STATED GOAL 1
In the pull request thread, what additional section does konnov say he will add to the tutorial?
STATED GOAL 2
Write out word for word the part of the pull request thread from "Indicating that I" to "be any conflicts)".

PAGE TEXT
##############################

A tutorial on property-based testing and Apalache-TLC #1831

konnov · 2022-05-30T08:22:12Z

In this tutorial, we reproduce a known scenario of ERC20 tokens with property-based testing, Apalache, and TLC under five configurations.

Stateful testing with Hypothesis. This is pretty much random simulation.
Simulation with Apalache. The choice of actions is randomized, whereas symbolic executions are checked with Z3.
Bounded model checking with Apalache. All bounded executions up to a predefined lengths are checked with Z3.
Simulation with TLC. The model checker picks successors at random.
State enumeration with TLC.

If you want to see the results, jump straight to the conclusions.

If you want just to read the document, without running, mdbook, access randomized.pdf

If you want to fix the document and see it rendered, do the following:

cd docs
mdbook serve
open http://localhost:3000

Since this tutorial is about 25 pages, I would prefer the following reviewing process:

Please commit all changes to English and the writing style directly in the PR. Otherwise, we will get too many small fixes, which makes it impossible to navigate through all the comments.
If you are asking for substantial changes, please claim the review token, add your comments and release the token. Doing it this way, we will avoid too much concurrency, as it often happens with large texts in pull requests.
Entries added to ./unreleased/ for any new functionality

codecov-commenter · 2022-05-30T08:30:16Z

Codecov Report

All modified and coverable lines are covered by tests ✅

Comparison is base (253f4c4) 78.86% compared to head (20b6754) 76.69%.

❗ Current head 20b6754 differs from pull request most recent head 8665225. Consider uploading reports for the commit 8665225 to get more accurate results

Additional details and impacted files

@@            Coverage Diff             @@
##             main    #1831      +/-   ##
==========================================
- Coverage   78.86%   76.69%   -2.17%     
==========================================
  Files         466      391      -75     
  Lines       15923    12005    -3918     
  Branches     2557      550    -2007     
==========================================
- Hits        12557     9207    -3350     
+ Misses       3366     2798     -568

☔ View full report in Codecov by Sentry.
📢 Have feedback on the report? Share it here.

docs/src/tutorials/randomized.md

Kukovec

Done pretty-printing, please someone proofread again.

konnov · 2022-06-07T08:12:35Z

I will proof-read and extend it again. There is something interesting about simulation going on here.

thpani · 2022-06-07T08:14:54Z

I will proof-read and extend it again. There is something interesting about simulation going on here.

@konnov Are you saying there will be significant changes/additions? Then I will hold off reading until you've committed those.

konnov · 2022-06-07T08:26:51Z

I will proof-read and extend it again. There is something interesting about simulation going on here.

@konnov Are you saying there will be significant changes/additions? Then I will hold off reading until you've committed those.

I will add one more section on a hand-written simulator in C++. It is isolated. Go ahead and read what we have now :)

thpani

Indicating that I want to review this 😃

p-offtermatt · 2022-06-07T09:37:43Z

For reference, I'm taking a token on the math section for now (I discussed with Thomas so there wouldn't be any conflicts)

##############################

EXTRACTED INFORMATION
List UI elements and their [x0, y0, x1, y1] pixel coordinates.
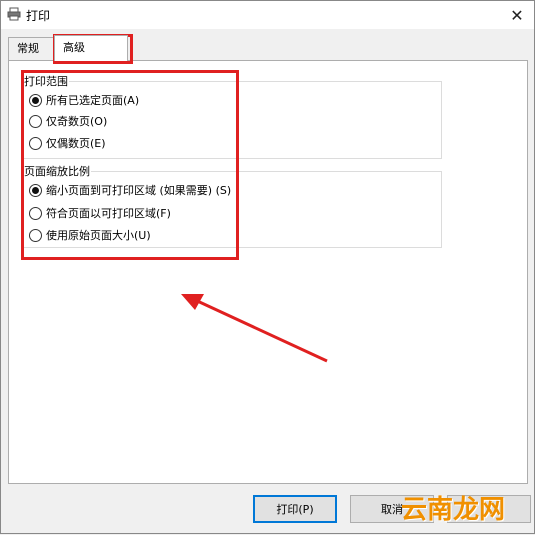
page-scaling-group: 页面缩放比例 缩小页面到可打印区域 (如果需要) (S) 符合页面以可打印区域(…	[22, 163, 442, 248]
radio-odd-pages[interactable]: 仅奇数页(O)	[29, 113, 107, 129]
radio-label: 仅偶数页(E)	[46, 137, 106, 150]
advanced-panel: 打印范围 所有已选定页面(A) 仅奇数页(O) 仅偶数页(E) 页面缩放比例 缩…	[8, 60, 528, 484]
radio-label: 使用原始页面大小(U)	[46, 229, 151, 242]
print-dialog: 打印 ✕ 常规 高级 打印范围 所有已选定页面(A) 仅奇数页(O) 仅偶数页(…	[0, 0, 535, 534]
radio-button	[29, 93, 42, 107]
radio-actual-size[interactable]: 使用原始页面大小(U)	[29, 227, 151, 243]
print-button[interactable]: 打印(P)	[253, 495, 337, 523]
radio-fit-to-page[interactable]: 符合页面以可打印区域(F)	[29, 205, 171, 221]
watermark-text: 云南龙网	[401, 495, 506, 525]
radio-label: 仅奇数页(O)	[46, 115, 108, 128]
radio-label: 缩小页面到可打印区域 (如果需要) (S)	[46, 184, 232, 197]
radio-label: 符合页面以可打印区域(F)	[46, 207, 171, 220]
printer-icon	[7, 7, 21, 21]
print-range-group: 打印范围 所有已选定页面(A) 仅奇数页(O) 仅偶数页(E)	[22, 73, 442, 159]
radio-button	[29, 114, 42, 128]
close-icon: ✕	[510, 5, 524, 25]
print-range-title: 打印范围	[23, 73, 69, 89]
close-button[interactable]: ✕	[500, 1, 534, 29]
radio-even-pages[interactable]: 仅偶数页(E)	[29, 135, 106, 151]
radio-label: 所有已选定页面(A)	[46, 94, 140, 107]
radio-all-pages[interactable]: 所有已选定页面(A)	[29, 92, 139, 108]
radio-button	[29, 206, 42, 220]
radio-button	[29, 136, 42, 150]
tab-advanced[interactable]: 高级	[54, 35, 128, 61]
tab-general[interactable]: 常规	[8, 37, 54, 60]
title-bar: 打印 ✕	[1, 1, 534, 29]
page-scaling-title: 页面缩放比例	[23, 163, 91, 179]
window-title: 打印	[26, 9, 51, 23]
radio-button	[29, 228, 42, 242]
radio-button	[29, 183, 42, 197]
radio-shrink-to-fit[interactable]: 缩小页面到可打印区域 (如果需要) (S)	[29, 182, 231, 198]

##############################

WORKED ANSWER 1
A section on a hand-written simulator in C++.

WORKED ANSWER 2
Indicating that I want to review this 😃

p-offtermatt · 2022-06-07T09:37:43Z

For reference, I'm taking a token on the math section for now (I discussed with Thomas so there wouldn't be any conflicts)